Your task is to copy the listing exactly, with the pictures left out.

----

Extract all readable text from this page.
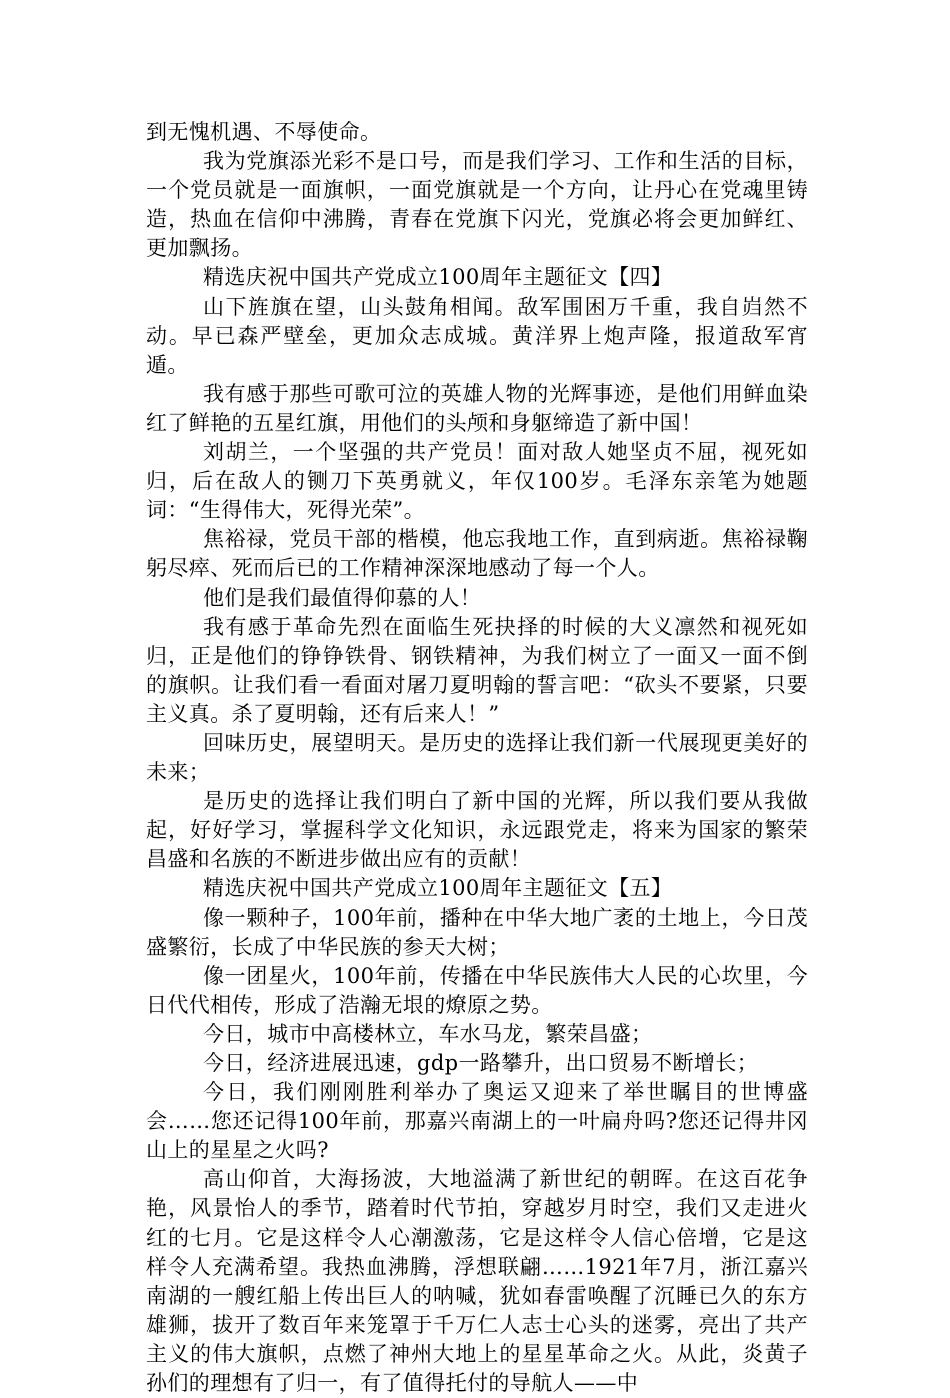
到无愧机遇、不辱使命。

我为党旗添光彩不是口号，而是我们学习、工作和生活的目标，一个党员就是一面旗帜，一面党旗就是一个方向，让丹心在党魂里铸造，热血在信仰中沸腾，青春在党旗下闪光，党旗必将会更加鲜红、更加飘扬。

精选庆祝中国共产党成立100周年主题征文【四】

山下旌旗在望，山头鼓角相闻。敌军围困万千重，我自岿然不动。早已森严壁垒，更加众志成城。黄洋界上炮声隆，报道敌军宵遁。

我有感于那些可歌可泣的英雄人物的光辉事迹，是他们用鲜血染红了鲜艳的五星红旗，用他们的头颅和身躯缔造了新中国！

刘胡兰，一个坚强的共产党员！面对敌人她坚贞不屈，视死如归，后在敌人的铡刀下英勇就义，年仅100岁。毛泽东亲笔为她题词：“生得伟大，死得光荣”。

焦裕禄，党员干部的楷模，他忘我地工作，直到病逝。焦裕禄鞠躬尽瘁、死而后已的工作精神深深地感动了每一个人。

他们是我们最值得仰慕的人！

我有感于革命先烈在面临生死抉择的时候的大义凛然和视死如归，正是他们的铮铮铁骨、钢铁精神，为我们树立了一面又一面不倒的旗帜。让我们看一看面对屠刀夏明翰的誓言吧：“砍头不要紧，只要主义真。杀了夏明翰，还有后来人！”

回味历史，展望明天。是历史的选择让我们新一代展现更美好的未来；

是历史的选择让我们明白了新中国的光辉，所以我们要从我做起，好好学习，掌握科学文化知识，永远跟党走，将来为国家的繁荣昌盛和名族的不断进步做出应有的贡献！

精选庆祝中国共产党成立100周年主题征文【五】

像一颗种子，100年前，播种在中华大地广袤的土地上，今日茂盛繁衍，长成了中华民族的参天大树；

像一团星火，100年前，传播在中华民族伟大人民的心坎里，今日代代相传，形成了浩瀚无垠的燎原之势。

今日，城市中高楼林立，车水马龙，繁荣昌盛；

今日，经济进展迅速，gdp一路攀升，出口贸易不断增长；

今日，我们刚刚胜利举办了奥运又迎来了举世瞩目的世博盛会……您还记得100年前，那嘉兴南湖上的一叶扁舟吗?您还记得井冈山上的星星之火吗?

高山仰首，大海扬波，大地溢满了新世纪的朝晖。在这百花争艳，风景怡人的季节，踏着时代节拍，穿越岁月时空，我们又走进火红的七月。它是这样令人心潮激荡，它是这样令人信心倍增，它是这样令人充满希望。我热血沸腾，浮想联翩……1921年7月，浙江嘉兴南湖的一艘红船上传出巨人的呐喊，犹如春雷唤醒了沉睡已久的东方雄狮，拔开了数百年来笼罩于千万仁人志士心头的迷雾，亮出了共产主义的伟大旗帜，点燃了神州大地上的星星革命之火。从此，炎黄子孙们的理想有了归一，有了值得托付的导航人——中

----

§ **Expected output**:
Extract all readable text from this page.
到无愧机遇、不辱使命。

我为党旗添光彩不是口号，而是我们学习、工作和生活的目标，一个党员就是一面旗帜，一面党旗就是一个方向，让丹心在党魂里铸造，热血在信仰中沸腾，青春在党旗下闪光，党旗必将会更加鲜红、更加飘扬。

精选庆祝中国共产党成立100周年主题征文【四】

山下旌旗在望，山头鼓角相闻。敌军围困万千重，我自岿然不动。早已森严壁垒，更加众志成城。黄洋界上炮声隆，报道敌军宵遁。

我有感于那些可歌可泣的英雄人物的光辉事迹，是他们用鲜血染红了鲜艳的五星红旗，用他们的头颅和身躯缔造了新中国！

刘胡兰，一个坚强的共产党员！面对敌人她坚贞不屈，视死如归，后在敌人的铡刀下英勇就义，年仅100岁。毛泽东亲笔为她题词：“生得伟大，死得光荣”。

焦裕禄，党员干部的楷模，他忘我地工作，直到病逝。焦裕禄鞠躬尽瘁、死而后已的工作精神深深地感动了每一个人。

他们是我们最值得仰慕的人！

我有感于革命先烈在面临生死抉择的时候的大义凛然和视死如归，正是他们的铮铮铁骨、钢铁精神，为我们树立了一面又一面不倒的旗帜。让我们看一看面对屠刀夏明翰的誓言吧：“砍头不要紧，只要主义真。杀了夏明翰，还有后来人！”

回味历史，展望明天。是历史的选择让我们新一代展现更美好的未来；

是历史的选择让我们明白了新中国的光辉，所以我们要从我做起，好好学习，掌握科学文化知识，永远跟党走，将来为国家的繁荣昌盛和名族的不断进步做出应有的贡献！

精选庆祝中国共产党成立100周年主题征文【五】

像一颗种子，100年前，播种在中华大地广袤的土地上，今日茂盛繁衍，长成了中华民族的参天大树；

像一团星火，100年前，传播在中华民族伟大人民的心坎里，今日代代相传，形成了浩瀚无垠的燎原之势。

今日，城市中高楼林立，车水马龙，繁荣昌盛；

今日，经济进展迅速，gdp一路攀升，出口贸易不断增长；

今日，我们刚刚胜利举办了奥运又迎来了举世瞩目的世博盛会……您还记得100年前，那嘉兴南湖上的一叶扁舟吗?您还记得井冈山上的星星之火吗?

高山仰首，大海扬波，大地溢满了新世纪的朝晖。在这百花争艳，风景怡人的季节，踏着时代节拍，穿越岁月时空，我们又走进火红的七月。它是这样令人心潮激荡，它是这样令人信心倍增，它是这样令人充满希望。我热血沸腾，浮想联翩……1921年7月，浙江嘉兴南湖的一艘红船上传出巨人的呐喊，犹如春雷唤醒了沉睡已久的东方雄狮，拔开了数百年来笼罩于千万仁人志士心头的迷雾，亮出了共产主义的伟大旗帜，点燃了神州大地上的星星革命之火。从此，炎黄子孙们的理想有了归一，有了值得托付的导航人——中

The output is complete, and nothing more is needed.